Selected excerpt:
Published: 2017-01-12 19:10:16 Categories: Guides
Winter is not only a time of beautiful snowy landscapes, but it is also a period of rest in horse riding. It is the winter season when the pair of horse - rider, after intense equestrian season, have time to take a break, relax and wind down. It is also a right time to do the things you usually lack time to do during the season - a moment of fun for you and your four-hooved partner, to ride without stress or pressure, for cordeo, riding bareback, lunging, but also taking care of his hooves, hairs, withers, massages. It is a time to recovery before going back to preparations before another season.
Thus, everybody can use a change in their trainings during winter :) Those who praise dressage can try jumping, those who jump can leave the obstacles for a moment and try elements of dressage riding. Please, keep in mind that not only riders can find this change beneficial. Our horses like positive routine (e.g. well-known commands), but even they get bored. So if your school horse is on a lunge all summer long, he will be delighted to have a moment of freedom in the field, the same applies to sport horses.
Regardless of the equestrian discipline, if we have that opportunity, we tend to spend all winter on an indoor hall, because the weather can be really nasty. Cold, turbulent wind and tons of snow, which probably is the most annoying during melt :P Such weather does not encourage to go outside. During summer your horse can observe what is happening around him, there are a lot of stimuli, challenges and a large space in which he can move, and during winter on an indoor manege he is deprived of all these, and you also. Which is why you should provide your horse (and yourself too!) with the possibility of "refreshing your heads" :) And there is no better way to do it than go outside! However, before going to the field, you should know how to prepare for such a ride and what are its advantages and disadvantages.
We'll begin with the pleasant part, so let's focus on the advantages, which are more plentiful than disadvantages!
As we mentioned before, the animal relaxes mentally being in conditions close to his natural, so e.g. on a pasture. A totally different case is riding on a limited arena, which is why it is worth taking your horse, once in a while, so he can ride in the field and let him have fun, not only obey your orders. Usually in the summer you don't have that much time before one training and another. What is more, it is hot and uncomfortable, we sweat on the saddle and want to finish the ride as soon as possible. There are flies in the field, which more often than not attack both you and your horse. It is worth going to the field in the morning during summer, before the burning sun appears and the blood-sucking insects fly over in the evenings.
When it comes to winter, you shouldn't have much troubles. During winter, field and forest paths are rarely used and it is more probable to meet a wild animal than another person. The most pleasurable to ride is when the ground is dry or covered with powder snow, and the temperature is between ca. -4 and -7°C. In this temperature, the snow won't melt, so it shouldn't be slippery and your horse's hooves should be able to move stably on it.
Usually while riding in the field, a lazy gelding start acting like an untamed, bulking stallion, and those more energetic horses tend to calm down. This shows how important it is to take horses on such "trips." Of course, it is important to always be in control of the situation and the more frequently you would take your horse on such rides, the more he will be used to them and won't surprise you with an unpleasant and unexpected behaviour.

The tasks:
a) According to the winter riding guide, within what temperature range is a field ride most pleasant?
b) Output the portion of the winter riding guide that begins at the words "We'll begin with" and ends after the words "in the evenings.".
c) Extend the winter riding guide with new text that picks up right after its final sentence.

Information shown:

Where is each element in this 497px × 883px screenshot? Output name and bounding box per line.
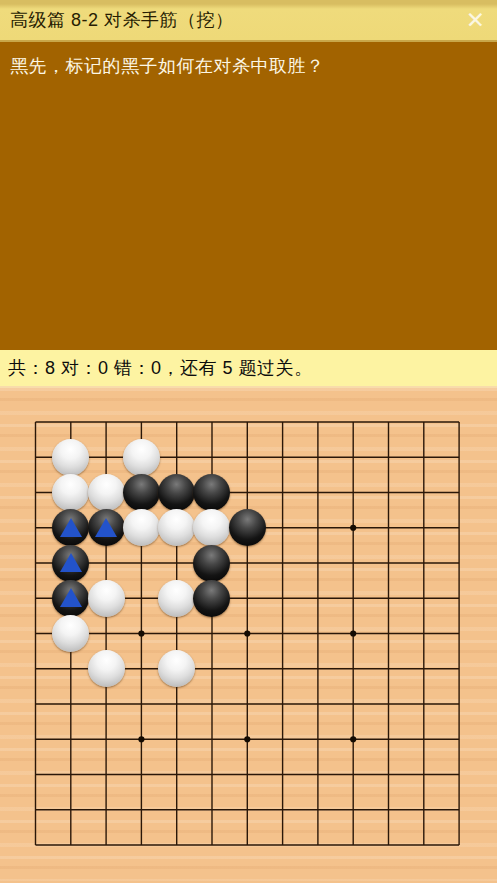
- stats-text: 共：8 对：0 错：0，还有 5 题过关。: [0, 350, 497, 386]
- black-stone: [158, 474, 195, 511]
- board-point-2-3[interactable]: [53, 475, 88, 510]
- board-point-8-9[interactable]: [265, 686, 300, 721]
- board-point-13-8[interactable]: [441, 651, 476, 686]
- black-stone-triangle-marked: [52, 580, 89, 617]
- black-stone-triangle-marked: [52, 509, 89, 546]
- board-point-9-8[interactable]: [300, 651, 335, 686]
- board-point-7-13[interactable]: [230, 827, 265, 862]
- board-point-6-13[interactable]: [194, 827, 229, 862]
- board-point-11-9[interactable]: [371, 686, 406, 721]
- board-point-2-10[interactable]: [53, 722, 88, 757]
- board-point-12-1[interactable]: [406, 404, 441, 439]
- board-point-13-5[interactable]: [441, 545, 476, 580]
- board-point-13-11[interactable]: [441, 757, 476, 792]
- board-point-11-2[interactable]: [371, 440, 406, 475]
- board-point-9-6[interactable]: [300, 581, 335, 616]
- board-point-2-7[interactable]: [53, 616, 88, 651]
- board-point-2-4[interactable]: [53, 510, 88, 545]
- board-point-10-5[interactable]: [336, 545, 371, 580]
- board-point-4-4[interactable]: [124, 510, 159, 545]
- board-point-13-3[interactable]: [441, 475, 476, 510]
- board-point-12-7[interactable]: [406, 616, 441, 651]
- white-stone: [88, 474, 125, 511]
- board-point-3-4[interactable]: [88, 510, 123, 545]
- white-stone: [52, 615, 89, 652]
- board-point-4-6[interactable]: [124, 581, 159, 616]
- white-stone: [88, 580, 125, 617]
- board-point-11-10[interactable]: [371, 722, 406, 757]
- board-point-3-8[interactable]: [88, 651, 123, 686]
- white-stone: [123, 439, 160, 476]
- board-point-9-7[interactable]: [300, 616, 335, 651]
- board-point-4-8[interactable]: [124, 651, 159, 686]
- board-point-9-4[interactable]: [300, 510, 335, 545]
- board-point-1-2[interactable]: [18, 440, 53, 475]
- close-icon[interactable]: ✕: [466, 0, 485, 40]
- board-point-9-2[interactable]: [300, 440, 335, 475]
- board-point-3-6[interactable]: [88, 581, 123, 616]
- puzzle-screen: 高级篇 8-2 对杀手筋（挖） ✕ 黑先，标记的黑子如何在对杀中取胜？ 共：8 …: [0, 0, 497, 883]
- board-point-11-8[interactable]: [371, 651, 406, 686]
- board-point-1-8[interactable]: [18, 651, 53, 686]
- triangle-mark-icon: [60, 588, 82, 607]
- board-point-9-1[interactable]: [300, 404, 335, 439]
- board-point-4-3[interactable]: [124, 475, 159, 510]
- board-point-1-3[interactable]: [18, 475, 53, 510]
- board-point-12-12[interactable]: [406, 792, 441, 827]
- board-point-5-9[interactable]: [159, 686, 194, 721]
- board-point-6-3[interactable]: [194, 475, 229, 510]
- board-point-13-12[interactable]: [441, 792, 476, 827]
- board-point-4-7[interactable]: [124, 616, 159, 651]
- white-stone: [123, 509, 160, 546]
- white-stone: [52, 474, 89, 511]
- board-point-3-3[interactable]: [88, 475, 123, 510]
- triangle-mark-icon: [60, 553, 82, 572]
- board-point-11-4[interactable]: [371, 510, 406, 545]
- board-point-1-1[interactable]: [18, 404, 53, 439]
- board-point-1-13[interactable]: [18, 827, 53, 862]
- board-point-10-2[interactable]: [336, 440, 371, 475]
- board-point-3-7[interactable]: [88, 616, 123, 651]
- board-point-10-13[interactable]: [336, 827, 371, 862]
- board-point-4-11[interactable]: [124, 757, 159, 792]
- board-point-2-11[interactable]: [53, 757, 88, 792]
- board-point-6-9[interactable]: [194, 686, 229, 721]
- board-point-7-8[interactable]: [230, 651, 265, 686]
- board-point-7-1[interactable]: [230, 404, 265, 439]
- board-point-1-5[interactable]: [18, 545, 53, 580]
- white-stone: [158, 509, 195, 546]
- black-stone: [229, 509, 266, 546]
- board-point-10-12[interactable]: [336, 792, 371, 827]
- board-point-12-10[interactable]: [406, 722, 441, 757]
- board-point-5-3[interactable]: [159, 475, 194, 510]
- board-point-8-3[interactable]: [265, 475, 300, 510]
- board-point-9-12[interactable]: [300, 792, 335, 827]
- white-stone: [52, 439, 89, 476]
- board-point-4-9[interactable]: [124, 686, 159, 721]
- board-point-5-8[interactable]: [159, 651, 194, 686]
- board-point-1-7[interactable]: [18, 616, 53, 651]
- board-point-11-6[interactable]: [371, 581, 406, 616]
- board-point-6-2[interactable]: [194, 440, 229, 475]
- board-point-11-3[interactable]: [371, 475, 406, 510]
- board-point-1-12[interactable]: [18, 792, 53, 827]
- black-stone: [193, 545, 230, 582]
- black-stone: [193, 474, 230, 511]
- board-point-2-8[interactable]: [53, 651, 88, 686]
- board-point-13-6[interactable]: [441, 581, 476, 616]
- board-point-4-5[interactable]: [124, 545, 159, 580]
- title-bar: 高级篇 8-2 对杀手筋（挖） ✕: [0, 0, 497, 42]
- white-stone: [158, 650, 195, 687]
- board-point-2-12[interactable]: [53, 792, 88, 827]
- board-point-12-8[interactable]: [406, 651, 441, 686]
- board-point-5-13[interactable]: [159, 827, 194, 862]
- board-point-12-5[interactable]: [406, 545, 441, 580]
- board-point-2-1[interactable]: [53, 404, 88, 439]
- board-point-3-5[interactable]: [88, 545, 123, 580]
- board-point-11-12[interactable]: [371, 792, 406, 827]
- board-point-7-3[interactable]: [230, 475, 265, 510]
- board-point-4-10[interactable]: [124, 722, 159, 757]
- board-point-6-10[interactable]: [194, 722, 229, 757]
- board-point-6-7[interactable]: [194, 616, 229, 651]
- board-point-8-6[interactable]: [265, 581, 300, 616]
- board-point-12-9[interactable]: [406, 686, 441, 721]
- black-stone-triangle-marked: [52, 545, 89, 582]
- board-point-10-8[interactable]: [336, 651, 371, 686]
- board-point-10-7[interactable]: [336, 616, 371, 651]
- stats-bar: 共：8 对：0 错：0，还有 5 题过关。: [0, 350, 497, 388]
- board-point-13-2[interactable]: [441, 440, 476, 475]
- board-point-9-3[interactable]: [300, 475, 335, 510]
- board-point-8-11[interactable]: [265, 757, 300, 792]
- board-point-13-7[interactable]: [441, 616, 476, 651]
- board-point-3-1[interactable]: [88, 404, 123, 439]
- board-point-11-13[interactable]: [371, 827, 406, 862]
- board-point-10-4[interactable]: [336, 510, 371, 545]
- board-point-11-1[interactable]: [371, 404, 406, 439]
- board-point-11-11[interactable]: [371, 757, 406, 792]
- board-point-3-12[interactable]: [88, 792, 123, 827]
- triangle-mark-icon: [95, 518, 117, 537]
- board-point-5-12[interactable]: [159, 792, 194, 827]
- board-point-3-13[interactable]: [88, 827, 123, 862]
- board-point-7-10[interactable]: [230, 722, 265, 757]
- board-point-9-9[interactable]: [300, 686, 335, 721]
- goban-grid: [18, 404, 477, 862]
- board-point-9-11[interactable]: [300, 757, 335, 792]
- board-point-1-6[interactable]: [18, 581, 53, 616]
- board-point-7-12[interactable]: [230, 792, 265, 827]
- board-point-5-2[interactable]: [159, 440, 194, 475]
- black-stone-triangle-marked: [88, 509, 125, 546]
- go-board: [0, 388, 497, 881]
- black-stone: [123, 474, 160, 511]
- board-point-6-5[interactable]: [194, 545, 229, 580]
- board-point-7-6[interactable]: [230, 581, 265, 616]
- board-point-7-4[interactable]: [230, 510, 265, 545]
- board-point-9-13[interactable]: [300, 827, 335, 862]
- board-point-1-11[interactable]: [18, 757, 53, 792]
- board-point-1-4[interactable]: [18, 510, 53, 545]
- board-point-5-6[interactable]: [159, 581, 194, 616]
- board-point-10-3[interactable]: [336, 475, 371, 510]
- board-point-13-4[interactable]: [441, 510, 476, 545]
- board-point-4-12[interactable]: [124, 792, 159, 827]
- board-point-6-4[interactable]: [194, 510, 229, 545]
- board-point-8-5[interactable]: [265, 545, 300, 580]
- board-point-13-9[interactable]: [441, 686, 476, 721]
- board-point-6-12[interactable]: [194, 792, 229, 827]
- board-point-10-11[interactable]: [336, 757, 371, 792]
- board-point-11-7[interactable]: [371, 616, 406, 651]
- board-point-12-11[interactable]: [406, 757, 441, 792]
- board-point-4-1[interactable]: [124, 404, 159, 439]
- board-point-8-1[interactable]: [265, 404, 300, 439]
- board-point-8-12[interactable]: [265, 792, 300, 827]
- board-point-12-6[interactable]: [406, 581, 441, 616]
- board-point-10-1[interactable]: [336, 404, 371, 439]
- board-point-6-8[interactable]: [194, 651, 229, 686]
- board-point-5-10[interactable]: [159, 722, 194, 757]
- board-point-1-10[interactable]: [18, 722, 53, 757]
- board-point-2-13[interactable]: [53, 827, 88, 862]
- board-point-8-2[interactable]: [265, 440, 300, 475]
- white-stone: [88, 650, 125, 687]
- board-point-10-6[interactable]: [336, 581, 371, 616]
- triangle-mark-icon: [60, 518, 82, 537]
- board-point-3-9[interactable]: [88, 686, 123, 721]
- board-point-7-11[interactable]: [230, 757, 265, 792]
- board-point-11-5[interactable]: [371, 545, 406, 580]
- board-point-13-10[interactable]: [441, 722, 476, 757]
- board-point-3-10[interactable]: [88, 722, 123, 757]
- board-point-5-4[interactable]: [159, 510, 194, 545]
- board-point-5-11[interactable]: [159, 757, 194, 792]
- board-point-1-9[interactable]: [18, 686, 53, 721]
- board-point-7-2[interactable]: [230, 440, 265, 475]
- black-stone: [193, 580, 230, 617]
- board-point-8-7[interactable]: [265, 616, 300, 651]
- board-point-12-2[interactable]: [406, 440, 441, 475]
- board-point-13-1[interactable]: [441, 404, 476, 439]
- prompt-text: 黑先，标记的黑子如何在对杀中取胜？: [10, 54, 487, 78]
- board-point-5-5[interactable]: [159, 545, 194, 580]
- white-stone: [193, 509, 230, 546]
- board-point-12-4[interactable]: [406, 510, 441, 545]
- board-point-10-10[interactable]: [336, 722, 371, 757]
- board-point-2-5[interactable]: [53, 545, 88, 580]
- prompt-area: 黑先，标记的黑子如何在对杀中取胜？: [0, 42, 497, 350]
- board-point-2-9[interactable]: [53, 686, 88, 721]
- board-point-10-9[interactable]: [336, 686, 371, 721]
- white-stone: [158, 580, 195, 617]
- board-point-9-10[interactable]: [300, 722, 335, 757]
- board-point-2-2[interactable]: [53, 440, 88, 475]
- board-point-5-1[interactable]: [159, 404, 194, 439]
- board-point-6-1[interactable]: [194, 404, 229, 439]
- board-point-7-9[interactable]: [230, 686, 265, 721]
- board-point-8-8[interactable]: [265, 651, 300, 686]
- board-point-12-13[interactable]: [406, 827, 441, 862]
- board-point-2-6[interactable]: [53, 581, 88, 616]
- board-point-9-5[interactable]: [300, 545, 335, 580]
- board-point-3-2[interactable]: [88, 440, 123, 475]
- board-point-13-13[interactable]: [441, 827, 476, 862]
- board-point-4-2[interactable]: [124, 440, 159, 475]
- board-point-12-3[interactable]: [406, 475, 441, 510]
- board-point-8-13[interactable]: [265, 827, 300, 862]
- board-point-4-13[interactable]: [124, 827, 159, 862]
- board-point-8-4[interactable]: [265, 510, 300, 545]
- board-point-7-7[interactable]: [230, 616, 265, 651]
- board-point-6-6[interactable]: [194, 581, 229, 616]
- board-point-7-5[interactable]: [230, 545, 265, 580]
- board-point-6-11[interactable]: [194, 757, 229, 792]
- board-point-8-10[interactable]: [265, 722, 300, 757]
- board-point-3-11[interactable]: [88, 757, 123, 792]
- page-title: 高级篇 8-2 对杀手筋（挖）: [10, 0, 234, 40]
- board-point-5-7[interactable]: [159, 616, 194, 651]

Task responses:
a) Between about -4 and -7°C.

b)
We'll begin with the pleasant part, so let's focus on the advantages, which are more plentiful than disadvantages!
As we mentioned before, the animal relaxes mentally being in conditions close to his natural, so e.g. on a pasture. A totally different case is riding on a limited arena, which is why it is worth taking your horse, once in a while, so he can ride in the field and let him have fun, not only obey your orders. Usually in the summer you don't have that much time before one training and another. What is more, it is hot and uncomfortable, we sweat on the saddle and want to finish the ride as soon as possible. There are flies in the field, which more often than not attack both you and your horse. It is worth going to the field in the morning during summer, before the burning sun appears and the blood-sucking insects fly over in the evenings.

c)
Referring to the first advantage - the animal relaxes best while in the open space. Thus it is good to set as a norm (not only in winter) walks in the field as a form of walking out after training. You have to spend a moment on walk anyway - 10-15 minutes, depending on how exhausting the training was. Nothing will be better after the last trot than walking out of the indoor manege and going to a nearby forest, or meadow, or simply wherever you can. You horse will rest, will be more keen to stretch, loose his neck down, sniffing along the way, his walk will not be lazy and drowsy and that will help him engage his back even more. That, probably, is the best way to reward your horse at the end of a ride ;) You don't have to go far, just let him feel the open space ;)
Lone ride in the field may be a good test for you as a rider and for your bond with the horse. Horses are social animals and if they treat you as a leader and they are not very confident, lone field won't be a pleasant experience. If your horse will speed ahead, whenever you ride at a trot or canter, or if he will jump next to every tree and "weird" stack of wood, a paper bag or encountered person, it is a sing you have to work with him. Of course, horses differ from one another in their temperament, just like people do. There are more and less bold, and even those super afraid of everything :) However, it is possible to work on the horse's self-confidence and build trust for the rider, no matter what his character is.
Lone rides in the field are never a good idea (but more about this in later paragraphs). So if you want to help your horse with his self-confidence, it is good to go out with somebody else and another horse (or even horses). However, the horse that leads should be calm, trusting and brave to go as a leading horse. The best are rides in pairs or groups of three, that is: two horses, two riders; or three horses, three riders. Let an experienced horse lead, this horse should not be used to kicking and a horse that is considered an authority in his herd. Then your pet will be keen to follow him. At first try to go right behind the leading horse. Then you can try changing positions with the leading one. Your horse should become more confident, knowing that he has an experienced friend right behind his back :) It is worth accustoming the horse not only to lead, but also to be able to submit in the middle or at the end of the line. You probably have no idea how many horses cannot go as the last one. Maybe they're afraid of wolves...? :P
Remember that you can later use the things you work on in the field, for example the boldness when facing the unknown. Your dressage steed won't be terrified by a flying bag or sudden gesture of somebody sitting on the audience. Bravery can also be useful for jumpers - brand new obstacles won't be that scary. Your horse will be with you - if he trusts you, you can convince him to do everything.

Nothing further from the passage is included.